* What this task involves *
From the PIM 3 calculator text, list every reason it gives for why clinicians use PIM 3.

* Exercise text *
★ ★ ★ ★

What is a PIM 3 calculator?
A PIM 3 calculator estimates mortality risk for children admitted to a pediatric intensive care unit (PICU) using the PIM3 (Pediatric Index of Mortality 3) model. It combines early admission data—such as blood pressure, ventilation status, blood gas values, and diagnostic risk categories—into a single predicted probability.
This estimate is typically used for benchmarking and quality reporting across groups, not for making life-and-death decisions for one patient in isolation.
How to use this calculator
Step-by-step inputs
- Pupils fixed: Select “Yes” if pupils are fixed to bright light.
- Elective admission: Mark if the ICU admission is elective.
- Mechanical ventilation: Indicate ventilation in the first ICU hour.
- Systolic BP: Enter initial systolic blood pressure (mmHg).
- Base excess: Enter measured base excess (mmol/L), including negative values.
- FiO₂ and PaO₂: Enter oxygen fraction and arterial oxygen values from early assessment.
- Recovery category: Choose the applicable procedural recovery classification.
- Diagnosis risk: Select low/high/very high risk category if applicable.
Understanding the output
The result is shown as a predicted mortality percentage. A higher value means higher predicted risk according to the model. The tool also displays the underlying logit score used in the logistic equation.
Why clinicians use PIM 3
- To compare expected versus observed outcomes at unit level.
- To support case-mix adjustment in audit and research.
- To track quality improvement over time.
- To standardize risk estimation across different PICUs.
Important limitations
Not a stand-alone clinical decision tool
PIM3 is a statistical model. It does not capture every factor influencing an individual patient’s prognosis. Clinical judgment, bedside trends, imaging, comorbidities, and team context remain essential.
Calibration varies by setting
Performance can change between countries, institutions, and time periods. Always use local governance, current validation, and the official definitions for each variable.
Data quality matters
Small input errors (especially blood gas or category coding) can shift results significantly. Standardized data collection procedures are crucial.
Practical tips for better accuracy
- Enter values measured as early as possible in PICU admission.
- Confirm unit consistency (FiO₂ as fraction, not percent).
- Use strict local definitions for diagnosis and procedure categories.
- Re-check extreme values before interpreting outputs.

★ ★ ★ ★

* Exercise data *

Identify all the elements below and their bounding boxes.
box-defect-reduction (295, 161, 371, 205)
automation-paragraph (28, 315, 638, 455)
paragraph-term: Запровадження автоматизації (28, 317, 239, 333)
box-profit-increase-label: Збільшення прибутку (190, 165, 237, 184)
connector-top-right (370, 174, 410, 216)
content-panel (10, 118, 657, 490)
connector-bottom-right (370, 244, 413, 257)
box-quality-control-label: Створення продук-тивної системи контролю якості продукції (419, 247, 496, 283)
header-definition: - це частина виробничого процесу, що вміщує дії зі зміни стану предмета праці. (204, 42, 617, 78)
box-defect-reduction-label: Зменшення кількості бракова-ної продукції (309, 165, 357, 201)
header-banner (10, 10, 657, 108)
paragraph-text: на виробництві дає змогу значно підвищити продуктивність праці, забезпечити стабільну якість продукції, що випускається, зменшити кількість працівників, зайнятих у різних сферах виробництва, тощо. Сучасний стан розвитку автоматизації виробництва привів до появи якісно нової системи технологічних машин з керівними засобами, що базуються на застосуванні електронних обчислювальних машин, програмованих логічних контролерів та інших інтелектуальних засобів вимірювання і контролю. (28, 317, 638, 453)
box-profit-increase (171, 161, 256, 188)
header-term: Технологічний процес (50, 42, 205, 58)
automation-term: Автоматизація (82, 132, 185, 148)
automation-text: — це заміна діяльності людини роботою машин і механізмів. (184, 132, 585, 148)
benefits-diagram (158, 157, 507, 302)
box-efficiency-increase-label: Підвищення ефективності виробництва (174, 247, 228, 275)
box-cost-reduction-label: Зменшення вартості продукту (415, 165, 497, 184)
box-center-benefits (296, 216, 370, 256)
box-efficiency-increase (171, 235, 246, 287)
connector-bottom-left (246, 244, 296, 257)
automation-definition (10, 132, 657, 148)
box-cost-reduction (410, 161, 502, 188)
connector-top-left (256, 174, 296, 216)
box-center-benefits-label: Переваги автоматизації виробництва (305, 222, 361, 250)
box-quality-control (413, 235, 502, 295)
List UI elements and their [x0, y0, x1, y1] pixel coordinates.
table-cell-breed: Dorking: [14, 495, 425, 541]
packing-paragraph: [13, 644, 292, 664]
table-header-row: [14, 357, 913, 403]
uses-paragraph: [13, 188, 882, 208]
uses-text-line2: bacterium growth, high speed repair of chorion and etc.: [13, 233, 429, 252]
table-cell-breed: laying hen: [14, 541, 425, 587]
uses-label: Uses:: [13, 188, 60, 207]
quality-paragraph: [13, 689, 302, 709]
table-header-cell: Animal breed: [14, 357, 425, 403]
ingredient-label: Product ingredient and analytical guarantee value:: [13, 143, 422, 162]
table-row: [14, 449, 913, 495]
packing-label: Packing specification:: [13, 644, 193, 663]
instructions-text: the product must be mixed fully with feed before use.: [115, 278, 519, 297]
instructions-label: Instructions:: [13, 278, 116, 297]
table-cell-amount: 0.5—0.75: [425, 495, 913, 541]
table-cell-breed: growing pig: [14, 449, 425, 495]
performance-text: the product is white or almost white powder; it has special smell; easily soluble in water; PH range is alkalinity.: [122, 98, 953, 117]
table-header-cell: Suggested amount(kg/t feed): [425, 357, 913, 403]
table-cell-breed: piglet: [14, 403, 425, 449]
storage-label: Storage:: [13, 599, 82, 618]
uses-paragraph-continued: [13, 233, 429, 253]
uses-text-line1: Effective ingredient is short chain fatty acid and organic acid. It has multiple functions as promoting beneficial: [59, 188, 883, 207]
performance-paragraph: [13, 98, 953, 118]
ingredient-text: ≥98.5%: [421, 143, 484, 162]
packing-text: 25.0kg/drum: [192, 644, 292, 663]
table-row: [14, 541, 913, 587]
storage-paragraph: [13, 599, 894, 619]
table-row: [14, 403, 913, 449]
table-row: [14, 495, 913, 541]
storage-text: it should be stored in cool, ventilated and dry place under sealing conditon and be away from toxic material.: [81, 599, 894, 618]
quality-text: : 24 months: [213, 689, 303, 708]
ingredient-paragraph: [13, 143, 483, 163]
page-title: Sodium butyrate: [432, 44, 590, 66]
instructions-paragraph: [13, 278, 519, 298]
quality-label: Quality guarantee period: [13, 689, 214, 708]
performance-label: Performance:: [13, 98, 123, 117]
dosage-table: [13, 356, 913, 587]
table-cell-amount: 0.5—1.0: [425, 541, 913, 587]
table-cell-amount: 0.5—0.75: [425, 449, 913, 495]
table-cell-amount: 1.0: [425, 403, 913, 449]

★ ★ ★ ★

* Solution *
- To compare expected versus observed outcomes at unit level.
- To support case-mix adjustment in audit and research.
- To track quality improvement over time.
- To standardize risk estimation across different PICUs.